**Required work**
Exact reproduction is required for all entries.

Dataset entries:

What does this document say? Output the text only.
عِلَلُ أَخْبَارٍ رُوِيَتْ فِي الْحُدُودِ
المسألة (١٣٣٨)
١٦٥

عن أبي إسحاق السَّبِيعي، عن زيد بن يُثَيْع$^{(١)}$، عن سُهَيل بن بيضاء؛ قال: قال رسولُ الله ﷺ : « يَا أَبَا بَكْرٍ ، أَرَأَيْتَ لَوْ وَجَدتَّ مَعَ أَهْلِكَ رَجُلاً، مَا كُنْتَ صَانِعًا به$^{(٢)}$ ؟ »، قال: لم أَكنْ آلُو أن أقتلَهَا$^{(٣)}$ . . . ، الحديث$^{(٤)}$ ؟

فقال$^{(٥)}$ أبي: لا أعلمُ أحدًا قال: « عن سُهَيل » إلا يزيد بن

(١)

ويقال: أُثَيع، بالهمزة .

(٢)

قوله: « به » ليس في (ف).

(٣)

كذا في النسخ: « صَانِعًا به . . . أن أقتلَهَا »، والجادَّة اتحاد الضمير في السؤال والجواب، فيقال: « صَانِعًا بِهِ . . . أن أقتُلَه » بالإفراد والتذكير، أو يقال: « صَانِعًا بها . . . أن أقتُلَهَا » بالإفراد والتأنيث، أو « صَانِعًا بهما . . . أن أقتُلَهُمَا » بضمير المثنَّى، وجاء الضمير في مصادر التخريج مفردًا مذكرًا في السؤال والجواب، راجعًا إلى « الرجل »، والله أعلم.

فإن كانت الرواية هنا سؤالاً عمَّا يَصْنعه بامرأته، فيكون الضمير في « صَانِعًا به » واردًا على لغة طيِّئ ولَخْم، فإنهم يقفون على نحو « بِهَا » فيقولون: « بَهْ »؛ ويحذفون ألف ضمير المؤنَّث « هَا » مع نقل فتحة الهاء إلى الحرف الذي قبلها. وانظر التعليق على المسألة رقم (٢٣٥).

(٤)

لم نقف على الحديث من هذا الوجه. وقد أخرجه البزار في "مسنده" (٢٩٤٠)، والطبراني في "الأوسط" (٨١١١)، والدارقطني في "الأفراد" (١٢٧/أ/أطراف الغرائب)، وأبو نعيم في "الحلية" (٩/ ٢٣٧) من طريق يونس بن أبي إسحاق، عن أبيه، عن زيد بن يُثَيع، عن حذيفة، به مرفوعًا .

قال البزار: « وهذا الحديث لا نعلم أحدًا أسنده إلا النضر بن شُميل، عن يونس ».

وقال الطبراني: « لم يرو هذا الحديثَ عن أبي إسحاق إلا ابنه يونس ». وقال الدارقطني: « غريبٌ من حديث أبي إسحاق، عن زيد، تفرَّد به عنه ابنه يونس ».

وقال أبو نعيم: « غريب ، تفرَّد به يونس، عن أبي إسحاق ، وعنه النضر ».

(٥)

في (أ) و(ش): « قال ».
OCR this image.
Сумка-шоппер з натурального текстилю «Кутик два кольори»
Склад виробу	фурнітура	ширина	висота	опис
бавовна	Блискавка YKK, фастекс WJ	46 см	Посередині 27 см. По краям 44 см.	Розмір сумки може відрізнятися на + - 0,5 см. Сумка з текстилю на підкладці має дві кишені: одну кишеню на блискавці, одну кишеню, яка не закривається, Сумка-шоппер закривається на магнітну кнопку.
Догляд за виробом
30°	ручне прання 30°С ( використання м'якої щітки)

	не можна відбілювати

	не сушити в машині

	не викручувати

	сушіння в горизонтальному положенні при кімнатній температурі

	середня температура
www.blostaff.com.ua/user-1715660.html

**Task output**
What does this document say? Output the text only.
عِلَلُ أَخْبَارٍ رُوِيَتْ فِي الْحُدُودِ
المسألة (١٣٣٨)
١٦٥

عن أبي إسحاق السَّبِيعي، عن زيد بن يُثَيْع$^{(١)}$، عن سُهَيل بن بيضاء؛ قال: قال رسولُ الله ﷺ : « يَا أَبَا بَكْرٍ ، أَرَأَيْتَ لَوْ وَجَدتَّ مَعَ أَهْلِكَ رَجُلاً، مَا كُنْتَ صَانِعًا به$^{(٢)}$ ؟ »، قال: لم أَكنْ آلُو أن أقتلَهَا$^{(٣)}$ . . . ، الحديث$^{(٤)}$ ؟

فقال$^{(٥)}$ أبي: لا أعلمُ أحدًا قال: « عن سُهَيل » إلا يزيد بن

(١)

ويقال: أُثَيع، بالهمزة .

(٢)

قوله: « به » ليس في (ف).

(٣)

كذا في النسخ: « صَانِعًا به . . . أن أقتلَهَا »، والجادَّة اتحاد الضمير في السؤال والجواب، فيقال: « صَانِعًا بِهِ . . . أن أقتُلَه » بالإفراد والتذكير، أو يقال: « صَانِعًا بها . . . أن أقتُلَهَا » بالإفراد والتأنيث، أو « صَانِعًا بهما . . . أن أقتُلَهُمَا » بضمير المثنَّى، وجاء الضمير في مصادر التخريج مفردًا مذكرًا في السؤال والجواب، راجعًا إلى « الرجل »، والله أعلم.

فإن كانت الرواية هنا سؤالاً عمَّا يَصْنعه بامرأته، فيكون الضمير في « صَانِعًا به » واردًا على لغة طيِّئ ولَخْم، فإنهم يقفون على نحو « بِهَا » فيقولون: « بَهْ »؛ ويحذفون ألف ضمير المؤنَّث « هَا » مع نقل فتحة الهاء إلى الحرف الذي قبلها. وانظر التعليق على المسألة رقم (٢٣٥).

(٤)

لم نقف على الحديث من هذا الوجه. وقد أخرجه البزار في "مسنده" (٢٩٤٠)، والطبراني في "الأوسط" (٨١١١)، والدارقطني في "الأفراد" (١٢٧/أ/أطراف الغرائب)، وأبو نعيم في "الحلية" (٩/ ٢٣٧) من طريق يونس بن أبي إسحاق، عن أبيه، عن زيد بن يُثَيع، عن حذيفة، به مرفوعًا .

قال البزار: « وهذا الحديث لا نعلم أحدًا أسنده إلا النضر بن شُميل، عن يونس ».

وقال الطبراني: « لم يرو هذا الحديثَ عن أبي إسحاق إلا ابنه يونس ». وقال الدارقطني: « غريبٌ من حديث أبي إسحاق، عن زيد، تفرَّد به عنه ابنه يونس ».

وقال أبو نعيم: « غريب ، تفرَّد به يونس، عن أبي إسحاق ، وعنه النضر ».

(٥)

في (أ) و(ش): « قال ».
OCR this image.
Сумка-шоппер з натурального текстилю «Кутик два кольори»
Склад виробу	фурнітура	ширина	висота	опис
бавовна	Блискавка YKK, фастекс WJ	46 см	Посередині 27 см. По краям 44 см.	Розмір сумки може відрізнятися на + - 0,5 см. Сумка з текстилю на підкладці має дві кишені: одну кишеню на блискавці, одну кишеню, яка не закривається, Сумка-шоппер закривається на магнітну кнопку.
Догляд за виробом
30°	ручне прання 30°С ( використання м'якої щітки)

	не можна відбілювати

	не сушити в машині

	не викручувати

	сушіння в горизонтальному положенні при кімнатній температурі

	середня температура
www.blostaff.com.ua/user-1715660.html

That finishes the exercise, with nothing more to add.